* BEGIN RECORDS TO USE *

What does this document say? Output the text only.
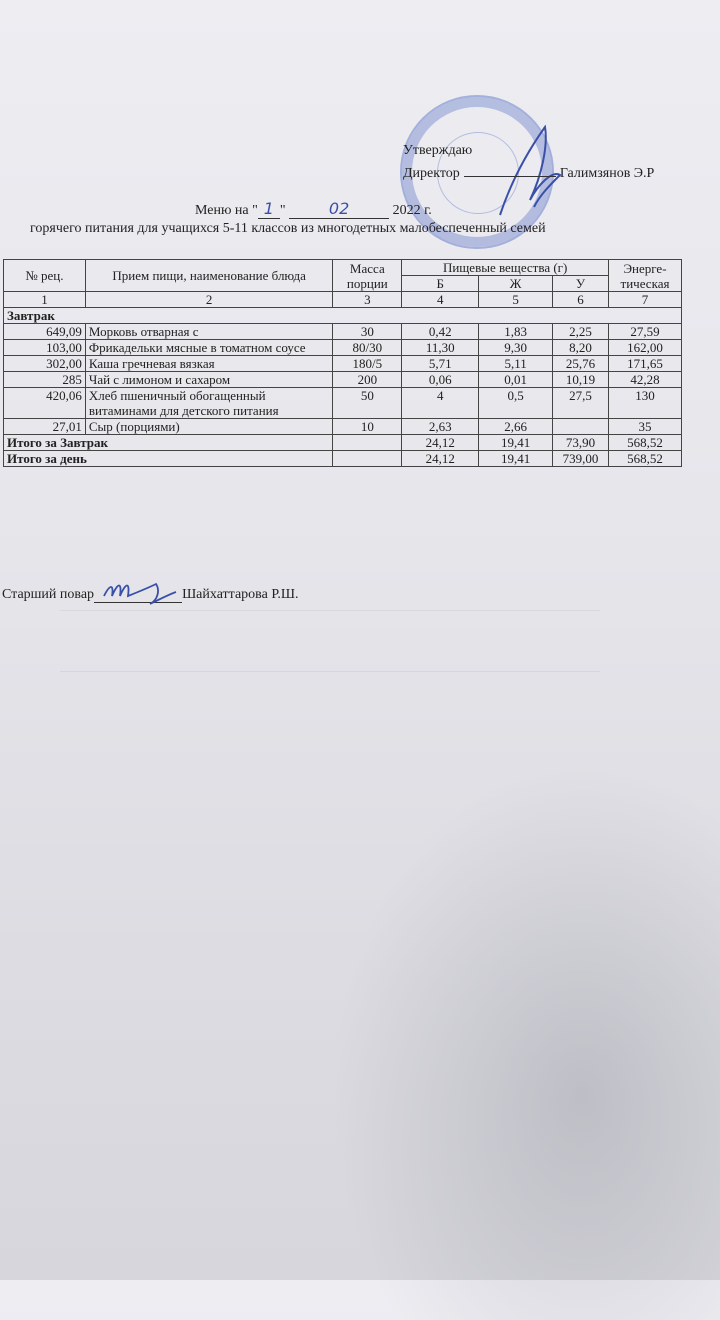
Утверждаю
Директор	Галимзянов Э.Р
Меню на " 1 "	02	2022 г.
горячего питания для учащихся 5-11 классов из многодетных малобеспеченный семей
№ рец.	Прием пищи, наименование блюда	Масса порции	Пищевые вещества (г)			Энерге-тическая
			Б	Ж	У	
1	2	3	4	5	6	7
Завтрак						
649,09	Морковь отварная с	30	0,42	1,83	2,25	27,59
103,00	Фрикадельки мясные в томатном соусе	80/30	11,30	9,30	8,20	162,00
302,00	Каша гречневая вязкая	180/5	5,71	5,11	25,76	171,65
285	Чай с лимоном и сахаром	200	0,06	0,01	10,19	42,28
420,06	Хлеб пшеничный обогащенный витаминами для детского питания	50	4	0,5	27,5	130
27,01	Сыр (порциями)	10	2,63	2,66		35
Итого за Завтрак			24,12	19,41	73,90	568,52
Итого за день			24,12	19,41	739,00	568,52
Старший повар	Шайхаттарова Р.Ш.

* END RECORDS TO USE *
* BEGIN RECORDS TO USE *

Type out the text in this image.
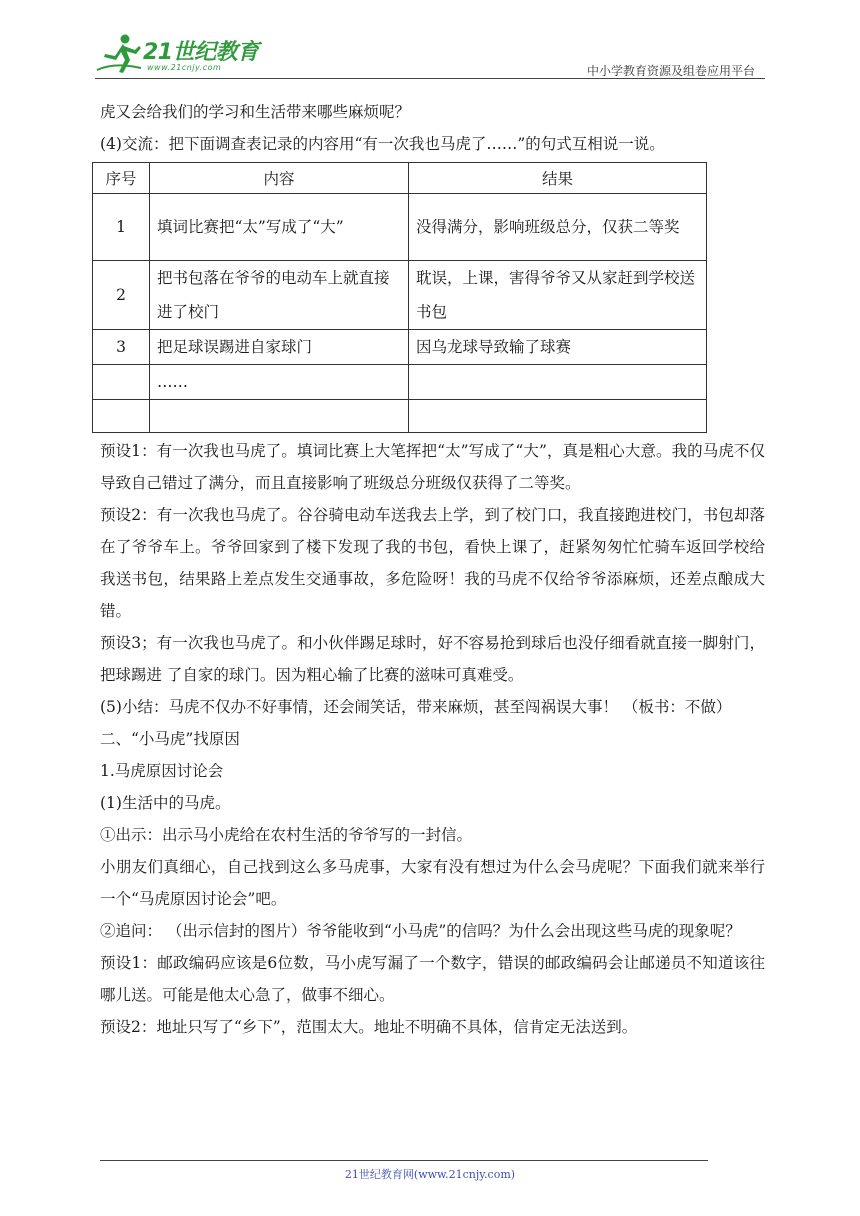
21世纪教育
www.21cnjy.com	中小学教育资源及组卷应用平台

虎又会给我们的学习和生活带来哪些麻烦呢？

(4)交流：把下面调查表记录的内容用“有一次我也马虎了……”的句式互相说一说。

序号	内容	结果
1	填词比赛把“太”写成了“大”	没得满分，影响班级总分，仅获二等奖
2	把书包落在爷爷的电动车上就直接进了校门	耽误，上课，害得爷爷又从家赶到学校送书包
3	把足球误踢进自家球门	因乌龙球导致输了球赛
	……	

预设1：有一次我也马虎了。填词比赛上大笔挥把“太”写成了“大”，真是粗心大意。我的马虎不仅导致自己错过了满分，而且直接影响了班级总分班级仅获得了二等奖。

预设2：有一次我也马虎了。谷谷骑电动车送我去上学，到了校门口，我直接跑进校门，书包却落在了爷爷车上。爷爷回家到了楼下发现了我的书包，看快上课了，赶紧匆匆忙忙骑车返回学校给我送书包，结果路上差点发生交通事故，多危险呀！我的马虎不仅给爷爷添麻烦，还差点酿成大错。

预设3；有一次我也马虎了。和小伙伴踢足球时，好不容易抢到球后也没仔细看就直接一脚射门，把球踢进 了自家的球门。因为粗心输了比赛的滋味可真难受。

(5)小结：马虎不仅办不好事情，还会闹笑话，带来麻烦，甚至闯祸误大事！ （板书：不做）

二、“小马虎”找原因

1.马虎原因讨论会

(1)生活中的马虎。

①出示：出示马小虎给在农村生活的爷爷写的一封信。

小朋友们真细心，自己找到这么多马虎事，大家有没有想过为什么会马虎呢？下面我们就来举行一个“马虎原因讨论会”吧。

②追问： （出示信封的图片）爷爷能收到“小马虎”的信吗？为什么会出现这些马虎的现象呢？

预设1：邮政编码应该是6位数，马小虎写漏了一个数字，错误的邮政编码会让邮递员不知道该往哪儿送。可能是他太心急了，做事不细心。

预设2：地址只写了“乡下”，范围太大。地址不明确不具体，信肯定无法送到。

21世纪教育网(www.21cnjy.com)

* END RECORDS TO USE *

§ **DIRECTION**: List each line in the listing that contains the string "Завтрак".

§ **EXERCISE RESULT**:
Завтрак						
Итого за Завтрак			24,12	19,41	73,90	568,52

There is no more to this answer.